[Task statement] Locate the word "this" in the data below, then copy every line that holds it.

[Provided information]
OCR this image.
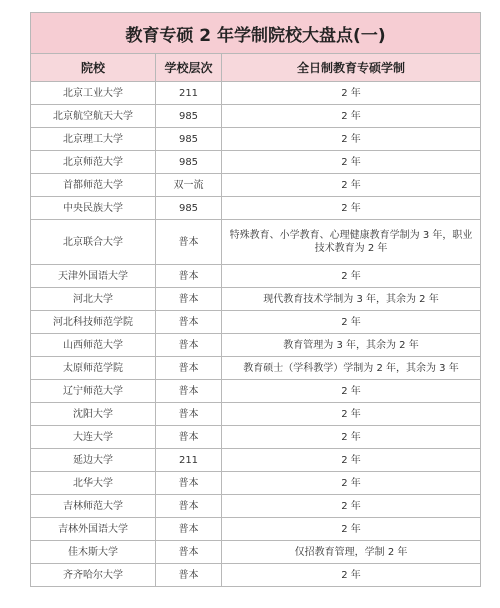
教育专硕 2 年学制院校大盘点(一)		
院校	学校层次	全日制教育专硕学制
北京工业大学	211	2 年
北京航空航天大学	985	2 年
北京理工大学	985	2 年
北京师范大学	985	2 年
首都师范大学	双一流	2 年
中央民族大学	985	2 年
北京联合大学	普本	特殊教育、小学教育、心理健康教育学制为 3 年，职业技术教育为 2 年
天津外国语大学	普本	2 年
河北大学	普本	现代教育技术学制为 3 年，其余为 2 年
河北科技师范学院	普本	2 年
山西师范大学	普本	教育管理为 3 年，其余为 2 年
太原师范学院	普本	教育硕士（学科教学）学制为 2 年，其余为 3 年
辽宁师范大学	普本	2 年
沈阳大学	普本	2 年
大连大学	普本	2 年
延边大学	211	2 年
北华大学	普本	2 年
吉林师范大学	普本	2 年
吉林外国语大学	普本	2 年
佳木斯大学	普本	仅招教育管理，学制 2 年
齐齐哈尔大学	普本	2 年
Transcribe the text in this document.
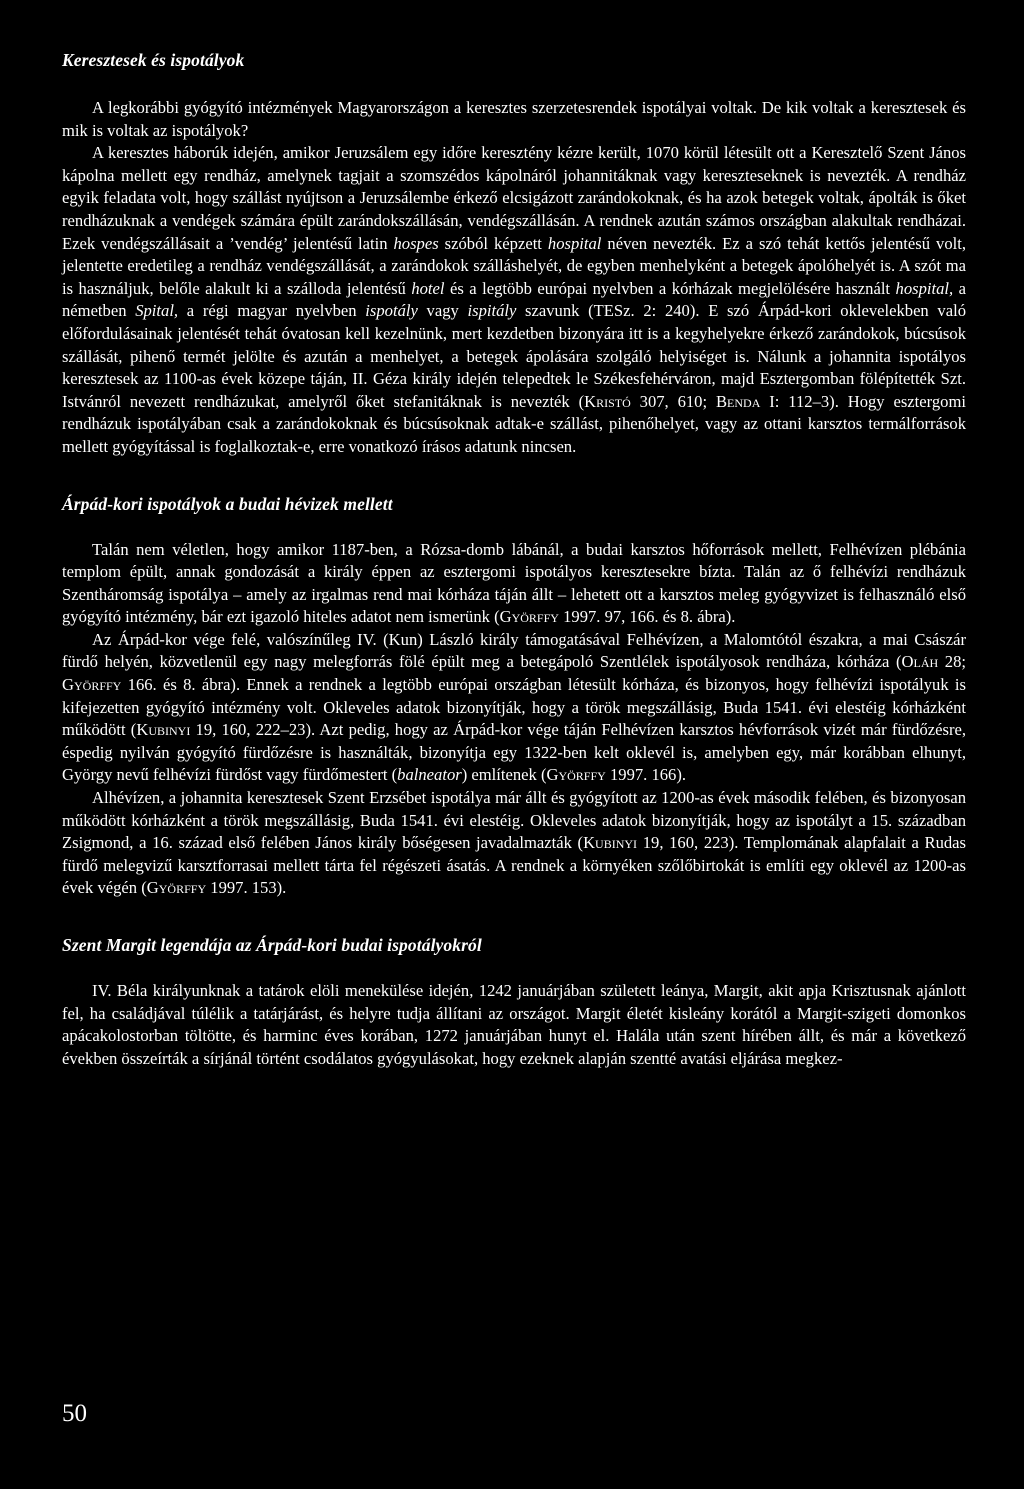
Keresztesek és ispotályok

A legkorábbi gyógyító intézmények Magyarországon a keresztes szerzetesrendek ispotályai voltak. De kik voltak a keresztesek és mik is voltak az ispotályok?

A keresztes háborúk idején, amikor Jeruzsálem egy időre keresztény kézre került, 1070 körül létesült ott a Keresztelő Szent János kápolna mellett egy rendház, amelynek tagjait a szomszédos kápolnáról johannitáknak vagy kereszteseknek is nevezték. A rendház egyik feladata volt, hogy szállást nyújtson a Jeruzsálembe érkező elcsigázott zarándokoknak, és ha azok betegek voltak, ápolták is őket rendházuknak a vendégek számára épült zarándokszállásán, vendégszállásán. A rendnek azután számos országban alakultak rendházai. Ezek vendégszállásait a ’vendég’ jelentésű latin hospes szóból képzett hospital néven nevezték. Ez a szó tehát kettős jelentésű volt, jelentette eredetileg a rendház vendégszállását, a zarándokok szálláshelyét, de egyben menhelyként a betegek ápolóhelyét is. A szót ma is használjuk, belőle alakult ki a szálloda jelentésű hotel és a legtöbb európai nyelvben a kórházak megjelölésére használt hospital, a németben Spital, a régi magyar nyelvben ispotály vagy ispitály szavunk (TESz. 2: 240). E szó Árpád-kori oklevelekben való előfordulásainak jelentését tehát óvatosan kell kezelnünk, mert kezdetben bizonyára itt is a kegyhelyekre érkező zarándokok, búcsúsok szállását, pihenő termét jelölte és azután a menhelyet, a betegek ápolására szolgáló helyiséget is. Nálunk a johannita ispotályos keresztesek az 1100-as évek közepe táján, II. Géza király idején telepedtek le Székesfehérváron, majd Esztergomban fölépítették Szt. Istvánról nevezett rendházukat, amelyről őket stefanitáknak is nevezték (Kristó 307, 610; Benda I: 112–3). Hogy esztergomi rendházuk ispotályában csak a zarándokoknak és búcsúsoknak adtak-e szállást, pihenőhelyet, vagy az ottani karsztos termálforrások mellett gyógyítással is foglalkoztak-e, erre vonatkozó írásos adatunk nincsen.

Árpád-kori ispotályok a budai hévizek mellett

Talán nem véletlen, hogy amikor 1187-ben, a Rózsa-domb lábánál, a budai karsztos hőforrások mellett, Felhévízen plébánia templom épült, annak gondozását a király éppen az esztergomi ispotályos keresztesekre bízta. Talán az ő felhévízi rendházuk Szentháromság ispotálya – amely az irgalmas rend mai kórháza táján állt – lehetett ott a karsztos meleg gyógyvizet is felhasználó első gyógyító intézmény, bár ezt igazoló hiteles adatot nem ismerünk (Györffy 1997. 97, 166. és 8. ábra).

Az Árpád-kor vége felé, valószínűleg IV. (Kun) László király támogatásával Felhévízen, a Malomtótól északra, a mai Császár fürdő helyén, közvetlenül egy nagy melegforrás fölé épült meg a betegápoló Szentlélek ispotályosok rendháza, kórháza (Oláh 28; Györffy 166. és 8. ábra). Ennek a rendnek a legtöbb európai országban létesült kórháza, és bizonyos, hogy felhévízi ispotályuk is kifejezetten gyógyító intézmény volt. Okleveles adatok bizonyítják, hogy a török megszállásig, Buda 1541. évi elestéig kórházként működött (Kubinyi 19, 160, 222–23). Azt pedig, hogy az Árpád-kor vége táján Felhévízen karsztos hévforrások vizét már fürdőzésre, éspedig nyilván gyógyító fürdőzésre is használták, bizonyítja egy 1322-ben kelt oklevél is, amelyben egy, már korábban elhunyt, György nevű felhévízi fürdőst vagy fürdőmestert (balneator) említenek (Györffy 1997. 166).

Alhévízen, a johannita keresztesek Szent Erzsébet ispotálya már állt és gyógyított az 1200-as évek második felében, és bizonyosan működött kórházként a török megszállásig, Buda 1541. évi elestéig. Okleveles adatok bizonyítják, hogy az ispotályt a 15. században Zsigmond, a 16. század első felében János király bőségesen javadalmazták (Kubinyi 19, 160, 223). Templomának alapfalait a Rudas fürdő melegvizű karsztforrasai mellett tárta fel régészeti ásatás. A rendnek a környéken szőlőbirtokát is említi egy oklevél az 1200-as évek végén (Györffy 1997. 153).

Szent Margit legendája az Árpád-kori budai ispotályokról

IV. Béla királyunknak a tatárok elöli menekülése idején, 1242 januárjában született leánya, Margit, akit apja Krisztusnak ajánlott fel, ha családjával túlélik a tatárjárást, és helyre tudja állítani az országot. Margit életét kisleány korától a Margit-szigeti domonkos apácakolostorban töltötte, és harminc éves korában, 1272 januárjában hunyt el. Halála után szent hírében állt, és már a következő években összeírták a sírjánál történt csodálatos gyógyulásokat, hogy ezeknek alapján szentté avatási eljárása megkez-

50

[Complete output]
OCR this image.
Transcribe the text in this document.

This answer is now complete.